Provided text:
════════════════
Random Initialisation

  • Dont initialise $W$ to zeroes as the neural network does not end up learning. Ie, $$ \begin{align} &\text{If, } \ W^{[1]} &= \begin{bmatrix} 0 & 0 \ 0 & 0 \ \end{bmatrix}\ &\text{then, } \ a^{[1]}_1 &= a^{[2]}_1 \ dz^{[1]}_1 &= dz^{[2]}_1 \ dw &= \begin{bmatrix} u & v \ u & v \ \end{bmatrix} \ &\text{and,} \ W^{[1]} &= W^{[1]} - \alpha dW = \begin{bmatrix} x & y \ x & y \ \end{bmatrix}\ \end{align} $$ We want $W$ weights to be different for every node.

  • So just initialise $W$ to some random small value like W1 = np.random.randn((4,3)) * 0.01

    • Why 0.01 and not 100? Well, if $W$ is large then, $Z$ is very large. This corresponds to the slope of the activation function at $Z$ to be small so, GD may be slow.

Code

import numpy as np

def initialise_params():
    W1 = np.random.randn((4,3)) * 0.01 # randomly initialise Ws to some small value
    b1 = np.zeroes((4,1))
    W2 = np.random.randn((1,4)) * 0.01
    b2 = np.zeroes((1,1))
    
    parameters = {
        'W1': W1,
        'b1': b1,
        'W2': W2,
        'b2': b2
    }
    
    return parameters

def forward_prop(X, parameters):
    Z1 = np.dot(parameters['W1'], X) + parameters['b1']
    A1 = np.tanh(Z1)
    Z1 = np.dot(parameters['W2'], A1) + parameters['b2']
    A2 = sigmoid(Z2)

    cache = {
        'Z1': Z1,
        'A1': A1,
        'Z2': Z2,
        'A2': A2
    }
    
    return cache

def compute_cost(yhat, y):
    logprobs = np.multiply(np.log(yhat), y) + np.multiply(np.log(1 - yhat), 1 - y)
    cost = - np.sum(logprobs) / m
    # cost = -(1.0/m) * np.sum(y*np.log(yhat) + (1-y)*np.log(1-yhat))
    # cost = -(1.0/m) * np.sum(np.dot(np.log(yhat), y.T) + np.dot(np.log(1-yhat), (1-y).T))
════════════════
Recorded data:
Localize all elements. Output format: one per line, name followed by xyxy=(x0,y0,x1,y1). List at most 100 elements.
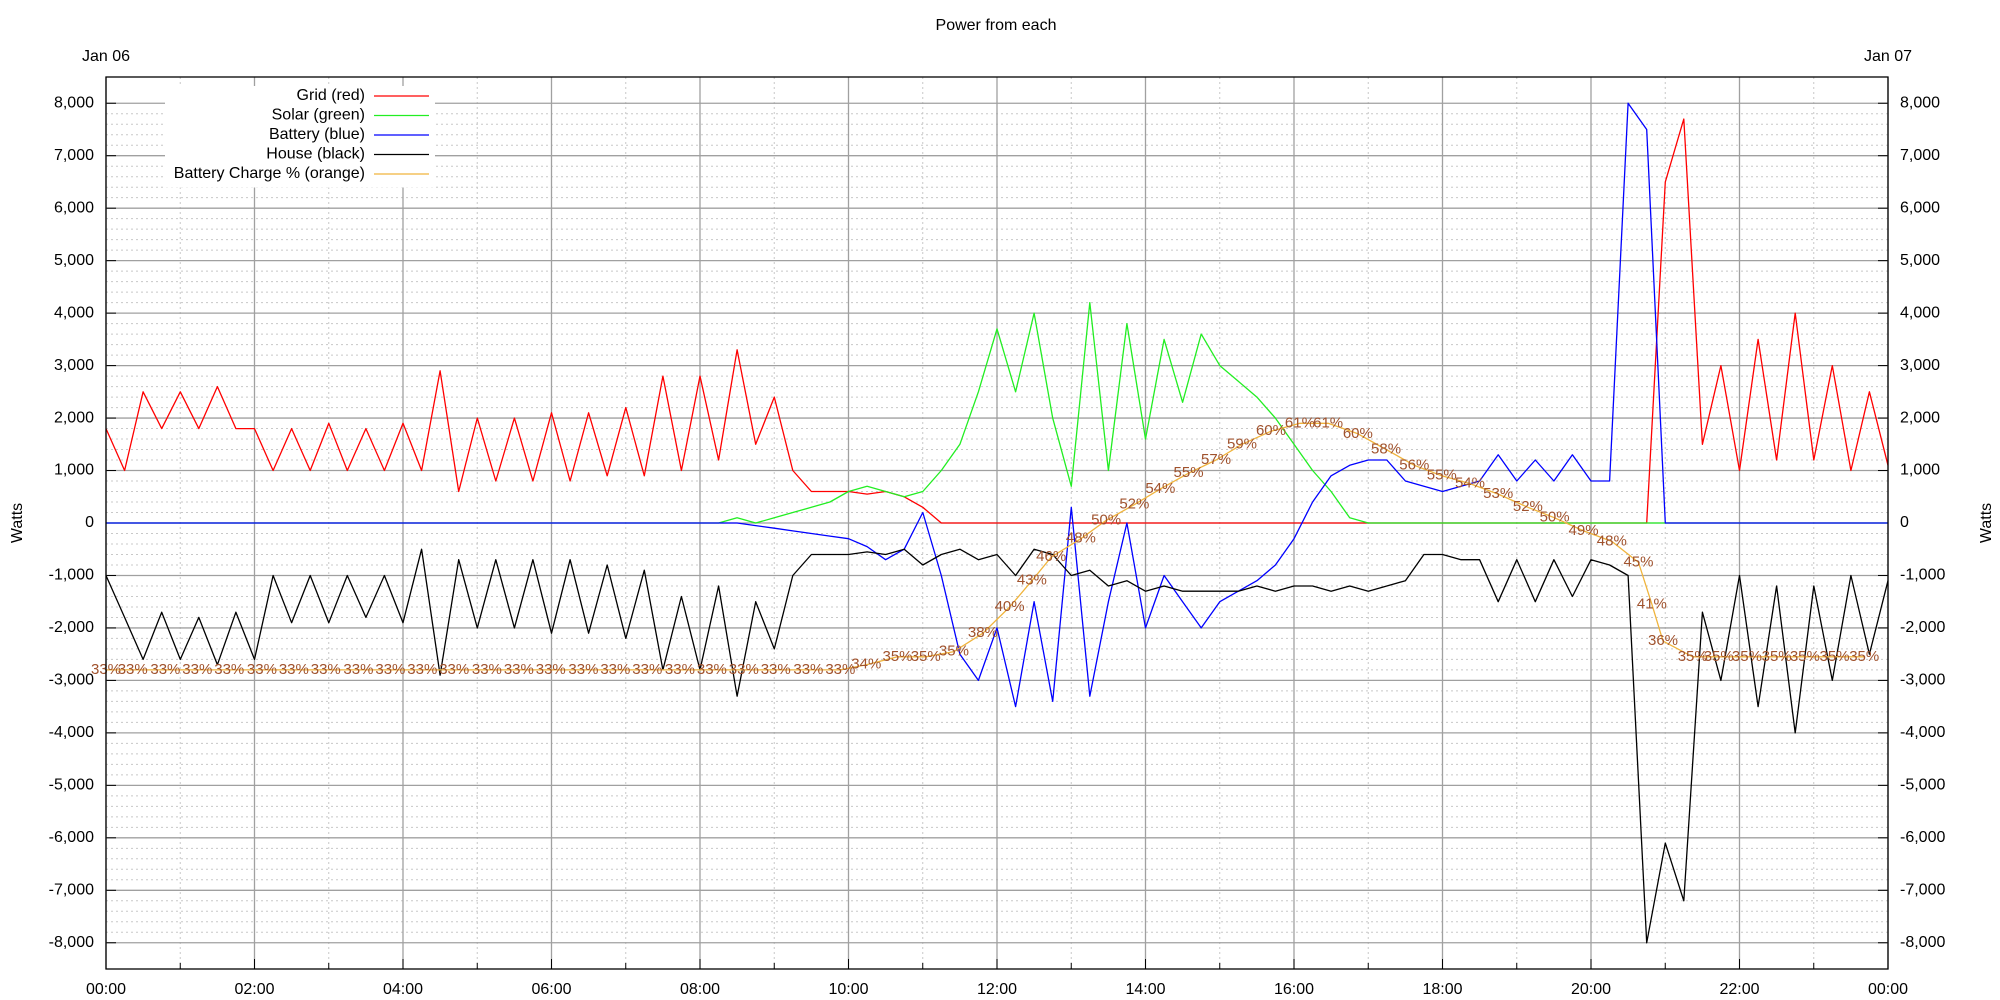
════════════════
What you will do:
• A. In the notes on random initialization, what happens when W is initialized to zeroes?
• B. Reproduce the passage from the notes on random initialization starting at "Random Initialisation" and ending at "for every node.".

Response list:
• A. The neural network does not end up learning.

• B.
Random Initialisation

  • Dont initialise $W$ to zeroes as the neural network does not end up learning. Ie, $$ \begin{align} &\text{If, } \ W^{[1]} &= \begin{bmatrix} 0 & 0 \ 0 & 0 \ \end{bmatrix}\ &\text{then, } \ a^{[1]}_1 &= a^{[2]}_1 \ dz^{[1]}_1 &= dz^{[2]}_1 \ dw &= \begin{bmatrix} u & v \ u & v \ \end{bmatrix} \ &\text{and,} \ W^{[1]} &= W^{[1]} - \alpha dW = \begin{bmatrix} x & y \ x & y \ \end{bmatrix}\ \end{align} $$ We want $W$ weights to be different for every node.